▸ **PROVIDED PASSAGE**

B. The No Knowledge of the Understatement Requirement
of Section 6015(b)(1)(C)
Petitioner’s case is appealable to the Court of Appeals for
the Ninth Circuit. In omitted income cases under former section
6013(e)(1), the Court of Appeals for the Ninth Circuit and the
Tax Court have applied similar standards to decide whether the no
knowledge of the understatement requirement was met. See Guth v.
Commissioner, 897 F.2d 441, 444 (9th Cir. 1990), affg. T.C. Memo.
1987-522. In cases applying former section 6013(e)(1), we have
examined the facts and circumstances to ascertain whether a
taxpayer seeking relief from joint and several liability either
knew of the understatement or had reason to know of the
understatement at the time he or she signed the subject return.

▸ **JOB 1**
In the tax ruling excerpt, list each number in the Guth v. Commissioner citation. Count the memo number as one item and leave out the circuit.

Data extracted from a collection:
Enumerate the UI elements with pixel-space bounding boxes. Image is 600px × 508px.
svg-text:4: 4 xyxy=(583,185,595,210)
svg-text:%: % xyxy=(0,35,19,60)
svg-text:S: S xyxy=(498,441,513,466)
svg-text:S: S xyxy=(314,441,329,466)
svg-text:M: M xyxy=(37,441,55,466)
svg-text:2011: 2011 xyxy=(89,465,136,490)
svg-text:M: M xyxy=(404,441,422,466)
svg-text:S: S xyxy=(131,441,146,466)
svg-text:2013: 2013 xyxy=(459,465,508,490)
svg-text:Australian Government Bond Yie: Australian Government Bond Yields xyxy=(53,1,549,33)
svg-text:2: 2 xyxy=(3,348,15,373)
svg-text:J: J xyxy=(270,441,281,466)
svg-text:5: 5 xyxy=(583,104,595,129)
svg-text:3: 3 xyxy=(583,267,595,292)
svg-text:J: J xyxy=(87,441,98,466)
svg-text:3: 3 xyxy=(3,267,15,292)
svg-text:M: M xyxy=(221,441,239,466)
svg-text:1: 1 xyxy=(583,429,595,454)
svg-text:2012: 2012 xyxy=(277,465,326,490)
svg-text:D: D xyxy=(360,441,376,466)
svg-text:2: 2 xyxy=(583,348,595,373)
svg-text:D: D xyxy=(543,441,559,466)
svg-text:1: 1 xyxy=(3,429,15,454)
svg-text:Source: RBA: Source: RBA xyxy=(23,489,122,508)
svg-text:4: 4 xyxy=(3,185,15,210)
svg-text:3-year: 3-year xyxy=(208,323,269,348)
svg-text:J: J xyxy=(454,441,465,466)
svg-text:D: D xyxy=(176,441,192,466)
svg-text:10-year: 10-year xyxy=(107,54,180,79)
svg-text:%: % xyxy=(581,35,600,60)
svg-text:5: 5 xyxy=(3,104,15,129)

▸ **JOB 2**
Return every line of the entries that contains the string "year", matching case exactly.

▸ **FINAL ANSWER 1**
897, 441, 444, 1990, 1987-522

▸ **FINAL ANSWER 2**
svg-text:3-year: 3-year xyxy=(208,323,269,348)
svg-text:10-year: 10-year xyxy=(107,54,180,79)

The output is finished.